→ Stated problem
Go through the records and give each one again exactly.

━━ Excerpted data ━━

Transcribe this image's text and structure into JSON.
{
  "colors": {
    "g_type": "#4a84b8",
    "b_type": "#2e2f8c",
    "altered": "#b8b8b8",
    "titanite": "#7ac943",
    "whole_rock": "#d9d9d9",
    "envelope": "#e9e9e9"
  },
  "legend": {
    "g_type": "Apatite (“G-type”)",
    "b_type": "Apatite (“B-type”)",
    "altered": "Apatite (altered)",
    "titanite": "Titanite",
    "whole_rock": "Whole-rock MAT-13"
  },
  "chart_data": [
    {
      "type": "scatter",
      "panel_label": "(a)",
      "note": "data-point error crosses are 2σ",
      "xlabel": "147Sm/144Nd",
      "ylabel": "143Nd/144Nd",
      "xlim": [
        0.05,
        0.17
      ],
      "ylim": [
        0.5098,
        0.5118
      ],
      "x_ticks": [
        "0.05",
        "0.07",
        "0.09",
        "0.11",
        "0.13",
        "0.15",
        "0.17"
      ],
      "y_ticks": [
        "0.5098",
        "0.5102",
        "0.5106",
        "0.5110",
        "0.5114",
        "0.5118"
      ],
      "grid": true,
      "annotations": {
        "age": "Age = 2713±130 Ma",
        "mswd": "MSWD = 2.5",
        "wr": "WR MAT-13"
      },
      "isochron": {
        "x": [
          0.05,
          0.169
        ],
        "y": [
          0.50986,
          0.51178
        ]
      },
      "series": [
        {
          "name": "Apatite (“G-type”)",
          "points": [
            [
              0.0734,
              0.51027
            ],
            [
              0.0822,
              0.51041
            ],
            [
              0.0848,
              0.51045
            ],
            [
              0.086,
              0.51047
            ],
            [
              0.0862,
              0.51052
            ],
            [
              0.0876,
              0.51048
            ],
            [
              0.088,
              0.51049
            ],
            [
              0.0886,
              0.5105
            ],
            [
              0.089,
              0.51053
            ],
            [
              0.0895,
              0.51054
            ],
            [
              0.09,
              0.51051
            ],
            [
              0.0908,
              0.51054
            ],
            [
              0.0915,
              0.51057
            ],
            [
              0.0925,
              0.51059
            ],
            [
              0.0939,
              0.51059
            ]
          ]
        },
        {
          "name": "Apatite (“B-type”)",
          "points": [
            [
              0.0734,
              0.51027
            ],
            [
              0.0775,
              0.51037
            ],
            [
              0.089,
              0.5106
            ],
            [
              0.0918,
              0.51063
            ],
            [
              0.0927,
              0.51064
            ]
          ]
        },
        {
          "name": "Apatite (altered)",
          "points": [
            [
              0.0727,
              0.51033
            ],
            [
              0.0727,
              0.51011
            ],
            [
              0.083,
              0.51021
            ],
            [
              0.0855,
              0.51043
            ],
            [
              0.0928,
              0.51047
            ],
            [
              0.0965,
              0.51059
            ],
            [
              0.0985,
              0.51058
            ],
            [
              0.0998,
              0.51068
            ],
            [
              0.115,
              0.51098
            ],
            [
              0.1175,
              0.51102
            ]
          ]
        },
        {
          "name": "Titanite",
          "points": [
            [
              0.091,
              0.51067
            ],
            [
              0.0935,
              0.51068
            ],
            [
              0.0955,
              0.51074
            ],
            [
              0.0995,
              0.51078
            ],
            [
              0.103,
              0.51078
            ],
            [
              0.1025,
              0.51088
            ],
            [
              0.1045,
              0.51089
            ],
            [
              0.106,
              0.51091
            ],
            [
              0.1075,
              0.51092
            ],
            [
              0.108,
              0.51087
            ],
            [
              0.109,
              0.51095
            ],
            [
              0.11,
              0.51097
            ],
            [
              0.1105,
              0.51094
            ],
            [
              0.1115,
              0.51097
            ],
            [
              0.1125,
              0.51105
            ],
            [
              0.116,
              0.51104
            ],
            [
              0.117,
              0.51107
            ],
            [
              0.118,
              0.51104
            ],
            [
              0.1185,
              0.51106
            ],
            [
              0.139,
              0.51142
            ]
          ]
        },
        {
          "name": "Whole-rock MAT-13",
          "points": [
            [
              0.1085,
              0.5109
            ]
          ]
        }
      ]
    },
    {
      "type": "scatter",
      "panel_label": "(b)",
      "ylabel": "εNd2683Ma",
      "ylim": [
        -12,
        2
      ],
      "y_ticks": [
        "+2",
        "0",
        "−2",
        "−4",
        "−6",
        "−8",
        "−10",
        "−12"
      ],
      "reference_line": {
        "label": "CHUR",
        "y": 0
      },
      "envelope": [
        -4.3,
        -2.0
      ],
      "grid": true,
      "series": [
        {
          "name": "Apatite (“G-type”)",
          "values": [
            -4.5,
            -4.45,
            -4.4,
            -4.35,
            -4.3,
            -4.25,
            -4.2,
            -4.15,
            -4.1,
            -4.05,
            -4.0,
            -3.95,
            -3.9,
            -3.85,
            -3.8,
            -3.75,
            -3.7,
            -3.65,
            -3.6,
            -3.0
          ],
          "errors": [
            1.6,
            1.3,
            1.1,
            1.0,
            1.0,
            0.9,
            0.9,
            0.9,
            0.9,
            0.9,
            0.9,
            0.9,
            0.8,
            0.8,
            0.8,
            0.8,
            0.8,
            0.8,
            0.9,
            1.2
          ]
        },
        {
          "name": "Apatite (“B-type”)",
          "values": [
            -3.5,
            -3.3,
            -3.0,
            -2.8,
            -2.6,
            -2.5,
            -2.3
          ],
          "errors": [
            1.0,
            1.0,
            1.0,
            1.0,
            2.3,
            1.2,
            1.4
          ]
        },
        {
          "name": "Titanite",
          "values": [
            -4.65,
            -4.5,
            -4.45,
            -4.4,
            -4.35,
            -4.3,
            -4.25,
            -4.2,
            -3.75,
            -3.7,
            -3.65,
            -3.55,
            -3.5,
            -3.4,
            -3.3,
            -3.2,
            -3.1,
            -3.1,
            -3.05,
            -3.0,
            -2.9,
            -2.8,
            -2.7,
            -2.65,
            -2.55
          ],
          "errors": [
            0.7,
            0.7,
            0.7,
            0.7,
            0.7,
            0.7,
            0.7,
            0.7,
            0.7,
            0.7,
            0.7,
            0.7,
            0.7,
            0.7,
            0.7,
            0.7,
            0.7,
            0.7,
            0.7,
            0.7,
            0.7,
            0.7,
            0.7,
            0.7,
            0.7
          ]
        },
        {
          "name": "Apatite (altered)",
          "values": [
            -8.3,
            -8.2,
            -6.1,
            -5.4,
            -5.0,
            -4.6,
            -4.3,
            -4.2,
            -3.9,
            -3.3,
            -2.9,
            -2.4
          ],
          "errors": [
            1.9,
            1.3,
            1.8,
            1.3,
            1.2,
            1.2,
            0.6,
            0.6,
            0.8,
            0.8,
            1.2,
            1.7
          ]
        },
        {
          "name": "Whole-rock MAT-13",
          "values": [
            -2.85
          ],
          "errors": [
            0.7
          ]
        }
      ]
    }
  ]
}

━━━

→ Final result
Transcribe this image's text and structure into JSON.
{
  "colors": {
    "g_type": "#4a84b8",
    "b_type": "#2e2f8c",
    "altered": "#b8b8b8",
    "titanite": "#7ac943",
    "whole_rock": "#d9d9d9",
    "envelope": "#e9e9e9"
  },
  "legend": {
    "g_type": "Apatite (“G-type”)",
    "b_type": "Apatite (“B-type”)",
    "altered": "Apatite (altered)",
    "titanite": "Titanite",
    "whole_rock": "Whole-rock MAT-13"
  },
  "chart_data": [
    {
      "type": "scatter",
      "panel_label": "(a)",
      "note": "data-point error crosses are 2σ",
      "xlabel": "147Sm/144Nd",
      "ylabel": "143Nd/144Nd",
      "xlim": [
        0.05,
        0.17
      ],
      "ylim": [
        0.5098,
        0.5118
      ],
      "x_ticks": [
        "0.05",
        "0.07",
        "0.09",
        "0.11",
        "0.13",
        "0.15",
        "0.17"
      ],
      "y_ticks": [
        "0.5098",
        "0.5102",
        "0.5106",
        "0.5110",
        "0.5114",
        "0.5118"
      ],
      "grid": true,
      "annotations": {
        "age": "Age = 2713±130 Ma",
        "mswd": "MSWD = 2.5",
        "wr": "WR MAT-13"
      },
      "isochron": {
        "x": [
          0.05,
          0.169
        ],
        "y": [
          0.50986,
          0.51178
        ]
      },
      "series": [
        {
          "name": "Apatite (“G-type”)",
          "points": [
            [
              0.0734,
              0.51027
            ],
            [
              0.0822,
              0.51041
            ],
            [
              0.0848,
              0.51045
            ],
            [
              0.086,
              0.51047
            ],
            [
              0.0862,
              0.51052
            ],
            [
              0.0876,
              0.51048
            ],
            [
              0.088,
              0.51049
            ],
            [
              0.0886,
              0.5105
            ],
            [
              0.089,
              0.51053
            ],
            [
              0.0895,
              0.51054
            ],
            [
              0.09,
              0.51051
            ],
            [
              0.0908,
              0.51054
            ],
            [
              0.0915,
              0.51057
            ],
            [
              0.0925,
              0.51059
            ],
            [
              0.0939,
              0.51059
            ]
          ]
        },
        {
          "name": "Apatite (“B-type”)",
          "points": [
            [
              0.0734,
              0.51027
            ],
            [
              0.0775,
              0.51037
            ],
            [
              0.089,
              0.5106
            ],
            [
              0.0918,
              0.51063
            ],
            [
              0.0927,
              0.51064
            ]
          ]
        },
        {
          "name": "Apatite (altered)",
          "points": [
            [
              0.0727,
              0.51033
            ],
            [
              0.0727,
              0.51011
            ],
            [
              0.083,
              0.51021
            ],
            [
              0.0855,
              0.51043
            ],
            [
              0.0928,
              0.51047
            ],
            [
              0.0965,
              0.51059
            ],
            [
              0.0985,
              0.51058
            ],
            [
              0.0998,
              0.51068
            ],
            [
              0.115,
              0.51098
            ],
            [
              0.1175,
              0.51102
            ]
          ]
        },
        {
          "name": "Titanite",
          "points": [
            [
              0.091,
              0.51067
            ],
            [
              0.0935,
              0.51068
            ],
            [
              0.0955,
              0.51074
            ],
            [
              0.0995,
              0.51078
            ],
            [
              0.103,
              0.51078
            ],
            [
              0.1025,
              0.51088
            ],
            [
              0.1045,
              0.51089
            ],
            [
              0.106,
              0.51091
            ],
            [
              0.1075,
              0.51092
            ],
            [
              0.108,
              0.51087
            ],
            [
              0.109,
              0.51095
            ],
            [
              0.11,
              0.51097
            ],
            [
              0.1105,
              0.51094
            ],
            [
              0.1115,
              0.51097
            ],
            [
              0.1125,
              0.51105
            ],
            [
              0.116,
              0.51104
            ],
            [
              0.117,
              0.51107
            ],
            [
              0.118,
              0.51104
            ],
            [
              0.1185,
              0.51106
            ],
            [
              0.139,
              0.51142
            ]
          ]
        },
        {
          "name": "Whole-rock MAT-13",
          "points": [
            [
              0.1085,
              0.5109
            ]
          ]
        }
      ]
    },
    {
      "type": "scatter",
      "panel_label": "(b)",
      "ylabel": "εNd2683Ma",
      "ylim": [
        -12,
        2
      ],
      "y_ticks": [
        "+2",
        "0",
        "−2",
        "−4",
        "−6",
        "−8",
        "−10",
        "−12"
      ],
      "reference_line": {
        "label": "CHUR",
        "y": 0
      },
      "envelope": [
        -4.3,
        -2.0
      ],
      "grid": true,
      "series": [
        {
          "name": "Apatite (“G-type”)",
          "values": [
            -4.5,
            -4.45,
            -4.4,
            -4.35,
            -4.3,
            -4.25,
            -4.2,
            -4.15,
            -4.1,
            -4.05,
            -4.0,
            -3.95,
            -3.9,
            -3.85,
            -3.8,
            -3.75,
            -3.7,
            -3.65,
            -3.6,
            -3.0
          ],
          "errors": [
            1.6,
            1.3,
            1.1,
            1.0,
            1.0,
            0.9,
            0.9,
            0.9,
            0.9,
            0.9,
            0.9,
            0.9,
            0.8,
            0.8,
            0.8,
            0.8,
            0.8,
            0.8,
            0.9,
            1.2
          ]
        },
        {
          "name": "Apatite (“B-type”)",
          "values": [
            -3.5,
            -3.3,
            -3.0,
            -2.8,
            -2.6,
            -2.5,
            -2.3
          ],
          "errors": [
            1.0,
            1.0,
            1.0,
            1.0,
            2.3,
            1.2,
            1.4
          ]
        },
        {
          "name": "Titanite",
          "values": [
            -4.65,
            -4.5,
            -4.45,
            -4.4,
            -4.35,
            -4.3,
            -4.25,
            -4.2,
            -3.75,
            -3.7,
            -3.65,
            -3.55,
            -3.5,
            -3.4,
            -3.3,
            -3.2,
            -3.1,
            -3.1,
            -3.05,
            -3.0,
            -2.9,
            -2.8,
            -2.7,
            -2.65,
            -2.55
          ],
          "errors": [
            0.7,
            0.7,
            0.7,
            0.7,
            0.7,
            0.7,
            0.7,
            0.7,
            0.7,
            0.7,
            0.7,
            0.7,
            0.7,
            0.7,
            0.7,
            0.7,
            0.7,
            0.7,
            0.7,
            0.7,
            0.7,
            0.7,
            0.7,
            0.7,
            0.7
          ]
        },
        {
          "name": "Apatite (altered)",
          "values": [
            -8.3,
            -8.2,
            -6.1,
            -5.4,
            -5.0,
            -4.6,
            -4.3,
            -4.2,
            -3.9,
            -3.3,
            -2.9,
            -2.4
          ],
          "errors": [
            1.9,
            1.3,
            1.8,
            1.3,
            1.2,
            1.2,
            0.6,
            0.6,
            0.8,
            0.8,
            1.2,
            1.7
          ]
        },
        {
          "name": "Whole-rock MAT-13",
          "values": [
            -2.85
          ],
          "errors": [
            0.7
          ]
        }
      ]
    }
  ]
}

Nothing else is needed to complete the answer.